THE TASK: All of the entries must be reproduced exactly, with no images carried over.

Data entries for graphics:
═══
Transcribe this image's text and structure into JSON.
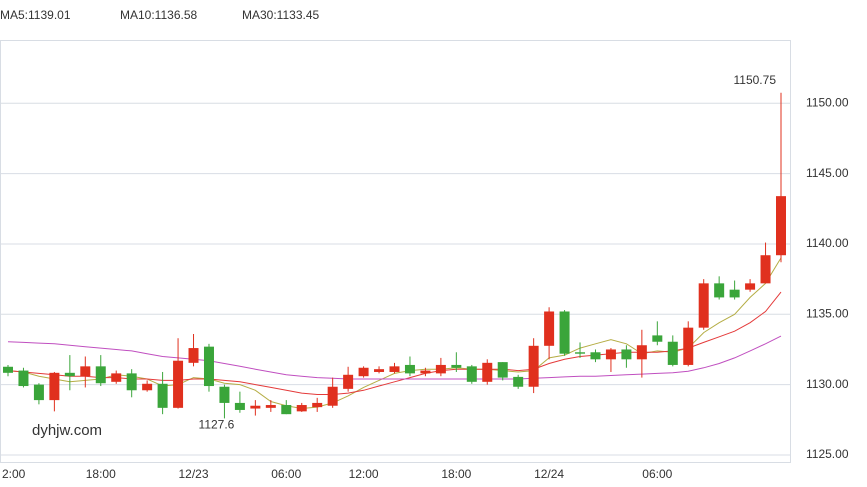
{
  "chart_data": {
    "type": "candlestick",
    "categories": [
      "2:00",
      null,
      null,
      null,
      null,
      null,
      "18:00",
      null,
      null,
      null,
      null,
      null,
      "12/23",
      null,
      null,
      null,
      null,
      null,
      "06:00",
      null,
      null,
      null,
      null,
      "12:00",
      null,
      null,
      null,
      null,
      null,
      "18:00",
      null,
      null,
      null,
      null,
      null,
      "12/24",
      null,
      null,
      null,
      null,
      null,
      null,
      "06:00",
      null,
      null,
      null,
      null,
      null,
      null,
      null,
      null
    ],
    "open": [
      1131.27,
      1131.0,
      1130.0,
      1128.9,
      1130.84,
      1130.6,
      1131.3,
      1130.2,
      1130.8,
      1129.6,
      1130.06,
      1128.35,
      1131.55,
      1132.7,
      1129.85,
      1128.7,
      1128.3,
      1128.35,
      1128.55,
      1128.1,
      1128.4,
      1128.5,
      1129.7,
      1130.6,
      1130.9,
      1130.9,
      1131.4,
      1130.8,
      1130.8,
      1131.4,
      1131.3,
      1130.2,
      1131.6,
      1130.55,
      1129.85,
      1132.76,
      1135.2,
      1132.3,
      1132.3,
      1131.8,
      1132.5,
      1131.8,
      1133.5,
      1133.05,
      1131.4,
      1134.05,
      1137.2,
      1136.75,
      1136.75,
      1137.2,
      1139.2
    ],
    "high": [
      1131.4,
      1131.2,
      1130.1,
      1130.9,
      1132.1,
      1132.0,
      1132.1,
      1131.0,
      1131.1,
      1130.3,
      1130.9,
      1133.3,
      1133.6,
      1132.9,
      1130.0,
      1129.5,
      1128.9,
      1128.9,
      1128.9,
      1128.7,
      1129.06,
      1130.5,
      1131.27,
      1131.3,
      1131.3,
      1131.55,
      1132.0,
      1131.2,
      1131.9,
      1132.3,
      1131.4,
      1131.8,
      1131.6,
      1130.7,
      1133.3,
      1135.5,
      1135.3,
      1133.0,
      1132.5,
      1132.6,
      1132.8,
      1133.9,
      1134.5,
      1133.5,
      1134.5,
      1137.5,
      1137.7,
      1137.4,
      1137.5,
      1140.1,
      1150.75
    ],
    "low": [
      1130.6,
      1129.8,
      1128.6,
      1128.1,
      1129.6,
      1129.8,
      1129.9,
      1130.06,
      1129.1,
      1129.5,
      1127.9,
      1128.3,
      1131.3,
      1129.5,
      1127.6,
      1128.0,
      1127.8,
      1128.06,
      1127.9,
      1128.06,
      1128.06,
      1128.35,
      1129.5,
      1130.5,
      1130.8,
      1130.8,
      1130.6,
      1130.6,
      1130.6,
      1130.9,
      1130.06,
      1130.0,
      1130.3,
      1129.7,
      1129.4,
      1131.8,
      1132.05,
      1131.9,
      1131.6,
      1130.9,
      1131.2,
      1130.5,
      1132.8,
      1131.3,
      1131.3,
      1133.9,
      1136.05,
      1136.05,
      1136.6,
      1137.2,
      1138.7
    ],
    "close": [
      1130.84,
      1129.9,
      1128.9,
      1130.84,
      1130.6,
      1131.3,
      1130.1,
      1130.8,
      1129.6,
      1130.06,
      1128.35,
      1131.7,
      1132.6,
      1129.9,
      1128.7,
      1128.2,
      1128.5,
      1128.55,
      1127.9,
      1128.55,
      1128.7,
      1129.85,
      1130.7,
      1131.2,
      1131.1,
      1131.3,
      1130.8,
      1131.0,
      1131.4,
      1131.2,
      1130.2,
      1131.55,
      1130.5,
      1129.85,
      1132.76,
      1135.2,
      1132.2,
      1132.2,
      1131.8,
      1132.5,
      1131.8,
      1132.8,
      1133.05,
      1131.4,
      1134.05,
      1137.2,
      1136.2,
      1136.2,
      1137.2,
      1139.2,
      1143.4
    ],
    "up_color": "#e0301e",
    "down_color": "#3aa53a",
    "series": [
      {
        "name": "MA5:1139.01",
        "color": "#b5ad45",
        "values": [
          1131.0,
          1130.9,
          1130.6,
          1130.4,
          1130.2,
          1130.3,
          1130.4,
          1130.7,
          1130.6,
          1130.4,
          1129.9,
          1130.0,
          1130.5,
          1130.4,
          1130.1,
          1130.0,
          1129.6,
          1128.8,
          1128.5,
          1128.3,
          1128.4,
          1128.7,
          1129.2,
          1129.8,
          1130.3,
          1130.8,
          1131.0,
          1131.1,
          1131.1,
          1131.2,
          1131.1,
          1131.1,
          1131.0,
          1130.9,
          1131.0,
          1131.9,
          1132.1,
          1132.6,
          1132.9,
          1133.2,
          1132.9,
          1132.2,
          1132.4,
          1132.3,
          1132.6,
          1133.7,
          1134.4,
          1135.0,
          1136.2,
          1137.2,
          1139.01
        ]
      },
      {
        "name": "MA10:1136.58",
        "color": "#e43a3a",
        "values": [
          1131.0,
          1130.9,
          1130.8,
          1130.7,
          1130.6,
          1130.6,
          1130.5,
          1130.5,
          1130.4,
          1130.4,
          1130.3,
          1130.3,
          1130.4,
          1130.4,
          1130.3,
          1130.2,
          1130.0,
          1129.8,
          1129.6,
          1129.4,
          1129.3,
          1129.3,
          1129.4,
          1129.6,
          1129.9,
          1130.2,
          1130.5,
          1130.8,
          1131.0,
          1131.1,
          1131.1,
          1131.1,
          1131.1,
          1131.0,
          1131.1,
          1131.5,
          1131.8,
          1132.0,
          1132.1,
          1132.2,
          1132.3,
          1132.3,
          1132.3,
          1132.4,
          1132.6,
          1133.0,
          1133.4,
          1133.8,
          1134.4,
          1135.2,
          1136.58
        ]
      },
      {
        "name": "MA30:1133.45",
        "color": "#c04fc0",
        "values": [
          1133.05,
          1133.0,
          1132.95,
          1132.9,
          1132.8,
          1132.7,
          1132.6,
          1132.5,
          1132.4,
          1132.2,
          1132.0,
          1131.9,
          1131.8,
          1131.7,
          1131.5,
          1131.3,
          1131.1,
          1130.9,
          1130.7,
          1130.6,
          1130.5,
          1130.45,
          1130.4,
          1130.4,
          1130.4,
          1130.4,
          1130.4,
          1130.4,
          1130.4,
          1130.4,
          1130.4,
          1130.4,
          1130.4,
          1130.4,
          1130.45,
          1130.5,
          1130.55,
          1130.6,
          1130.6,
          1130.65,
          1130.7,
          1130.75,
          1130.8,
          1130.85,
          1130.95,
          1131.2,
          1131.5,
          1131.9,
          1132.4,
          1132.9,
          1133.45
        ]
      }
    ],
    "ylim": [
      1124.5,
      1154.5
    ],
    "yticks": [
      {
        "value": 1125,
        "label": "1125.00"
      },
      {
        "value": 1130,
        "label": "1130.00"
      },
      {
        "value": 1135,
        "label": "1135.00"
      },
      {
        "value": 1140,
        "label": "1140.00"
      },
      {
        "value": 1145,
        "label": "1145.00"
      },
      {
        "value": 1150,
        "label": "1150.00"
      }
    ],
    "grid": true,
    "watermark": "dyhjw.com"
  }
}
═══
RESULT OF THE TASK:
Transcribe this image's text and structure into JSON.
{
  "chart_data": {
    "type": "candlestick",
    "categories": [
      "2:00",
      null,
      null,
      null,
      null,
      null,
      "18:00",
      null,
      null,
      null,
      null,
      null,
      "12/23",
      null,
      null,
      null,
      null,
      null,
      "06:00",
      null,
      null,
      null,
      null,
      "12:00",
      null,
      null,
      null,
      null,
      null,
      "18:00",
      null,
      null,
      null,
      null,
      null,
      "12/24",
      null,
      null,
      null,
      null,
      null,
      null,
      "06:00",
      null,
      null,
      null,
      null,
      null,
      null,
      null,
      null
    ],
    "open": [
      1131.27,
      1131.0,
      1130.0,
      1128.9,
      1130.84,
      1130.6,
      1131.3,
      1130.2,
      1130.8,
      1129.6,
      1130.06,
      1128.35,
      1131.55,
      1132.7,
      1129.85,
      1128.7,
      1128.3,
      1128.35,
      1128.55,
      1128.1,
      1128.4,
      1128.5,
      1129.7,
      1130.6,
      1130.9,
      1130.9,
      1131.4,
      1130.8,
      1130.8,
      1131.4,
      1131.3,
      1130.2,
      1131.6,
      1130.55,
      1129.85,
      1132.76,
      1135.2,
      1132.3,
      1132.3,
      1131.8,
      1132.5,
      1131.8,
      1133.5,
      1133.05,
      1131.4,
      1134.05,
      1137.2,
      1136.75,
      1136.75,
      1137.2,
      1139.2
    ],
    "high": [
      1131.4,
      1131.2,
      1130.1,
      1130.9,
      1132.1,
      1132.0,
      1132.1,
      1131.0,
      1131.1,
      1130.3,
      1130.9,
      1133.3,
      1133.6,
      1132.9,
      1130.0,
      1129.5,
      1128.9,
      1128.9,
      1128.9,
      1128.7,
      1129.06,
      1130.5,
      1131.27,
      1131.3,
      1131.3,
      1131.55,
      1132.0,
      1131.2,
      1131.9,
      1132.3,
      1131.4,
      1131.8,
      1131.6,
      1130.7,
      1133.3,
      1135.5,
      1135.3,
      1133.0,
      1132.5,
      1132.6,
      1132.8,
      1133.9,
      1134.5,
      1133.5,
      1134.5,
      1137.5,
      1137.7,
      1137.4,
      1137.5,
      1140.1,
      1150.75
    ],
    "low": [
      1130.6,
      1129.8,
      1128.6,
      1128.1,
      1129.6,
      1129.8,
      1129.9,
      1130.06,
      1129.1,
      1129.5,
      1127.9,
      1128.3,
      1131.3,
      1129.5,
      1127.6,
      1128.0,
      1127.8,
      1128.06,
      1127.9,
      1128.06,
      1128.06,
      1128.35,
      1129.5,
      1130.5,
      1130.8,
      1130.8,
      1130.6,
      1130.6,
      1130.6,
      1130.9,
      1130.06,
      1130.0,
      1130.3,
      1129.7,
      1129.4,
      1131.8,
      1132.05,
      1131.9,
      1131.6,
      1130.9,
      1131.2,
      1130.5,
      1132.8,
      1131.3,
      1131.3,
      1133.9,
      1136.05,
      1136.05,
      1136.6,
      1137.2,
      1138.7
    ],
    "close": [
      1130.84,
      1129.9,
      1128.9,
      1130.84,
      1130.6,
      1131.3,
      1130.1,
      1130.8,
      1129.6,
      1130.06,
      1128.35,
      1131.7,
      1132.6,
      1129.9,
      1128.7,
      1128.2,
      1128.5,
      1128.55,
      1127.9,
      1128.55,
      1128.7,
      1129.85,
      1130.7,
      1131.2,
      1131.1,
      1131.3,
      1130.8,
      1131.0,
      1131.4,
      1131.2,
      1130.2,
      1131.55,
      1130.5,
      1129.85,
      1132.76,
      1135.2,
      1132.2,
      1132.2,
      1131.8,
      1132.5,
      1131.8,
      1132.8,
      1133.05,
      1131.4,
      1134.05,
      1137.2,
      1136.2,
      1136.2,
      1137.2,
      1139.2,
      1143.4
    ],
    "up_color": "#e0301e",
    "down_color": "#3aa53a",
    "series": [
      {
        "name": "MA5:1139.01",
        "color": "#b5ad45",
        "values": [
          1131.0,
          1130.9,
          1130.6,
          1130.4,
          1130.2,
          1130.3,
          1130.4,
          1130.7,
          1130.6,
          1130.4,
          1129.9,
          1130.0,
          1130.5,
          1130.4,
          1130.1,
          1130.0,
          1129.6,
          1128.8,
          1128.5,
          1128.3,
          1128.4,
          1128.7,
          1129.2,
          1129.8,
          1130.3,
          1130.8,
          1131.0,
          1131.1,
          1131.1,
          1131.2,
          1131.1,
          1131.1,
          1131.0,
          1130.9,
          1131.0,
          1131.9,
          1132.1,
          1132.6,
          1132.9,
          1133.2,
          1132.9,
          1132.2,
          1132.4,
          1132.3,
          1132.6,
          1133.7,
          1134.4,
          1135.0,
          1136.2,
          1137.2,
          1139.01
        ]
      },
      {
        "name": "MA10:1136.58",
        "color": "#e43a3a",
        "values": [
          1131.0,
          1130.9,
          1130.8,
          1130.7,
          1130.6,
          1130.6,
          1130.5,
          1130.5,
          1130.4,
          1130.4,
          1130.3,
          1130.3,
          1130.4,
          1130.4,
          1130.3,
          1130.2,
          1130.0,
          1129.8,
          1129.6,
          1129.4,
          1129.3,
          1129.3,
          1129.4,
          1129.6,
          1129.9,
          1130.2,
          1130.5,
          1130.8,
          1131.0,
          1131.1,
          1131.1,
          1131.1,
          1131.1,
          1131.0,
          1131.1,
          1131.5,
          1131.8,
          1132.0,
          1132.1,
          1132.2,
          1132.3,
          1132.3,
          1132.3,
          1132.4,
          1132.6,
          1133.0,
          1133.4,
          1133.8,
          1134.4,
          1135.2,
          1136.58
        ]
      },
      {
        "name": "MA30:1133.45",
        "color": "#c04fc0",
        "values": [
          1133.05,
          1133.0,
          1132.95,
          1132.9,
          1132.8,
          1132.7,
          1132.6,
          1132.5,
          1132.4,
          1132.2,
          1132.0,
          1131.9,
          1131.8,
          1131.7,
          1131.5,
          1131.3,
          1131.1,
          1130.9,
          1130.7,
          1130.6,
          1130.5,
          1130.45,
          1130.4,
          1130.4,
          1130.4,
          1130.4,
          1130.4,
          1130.4,
          1130.4,
          1130.4,
          1130.4,
          1130.4,
          1130.4,
          1130.4,
          1130.45,
          1130.5,
          1130.55,
          1130.6,
          1130.6,
          1130.65,
          1130.7,
          1130.75,
          1130.8,
          1130.85,
          1130.95,
          1131.2,
          1131.5,
          1131.9,
          1132.4,
          1132.9,
          1133.45
        ]
      }
    ],
    "ylim": [
      1124.5,
      1154.5
    ],
    "yticks": [
      {
        "value": 1125,
        "label": "1125.00"
      },
      {
        "value": 1130,
        "label": "1130.00"
      },
      {
        "value": 1135,
        "label": "1135.00"
      },
      {
        "value": 1140,
        "label": "1140.00"
      },
      {
        "value": 1145,
        "label": "1145.00"
      },
      {
        "value": 1150,
        "label": "1150.00"
      }
    ],
    "grid": true,
    "watermark": "dyhjw.com"
  }
}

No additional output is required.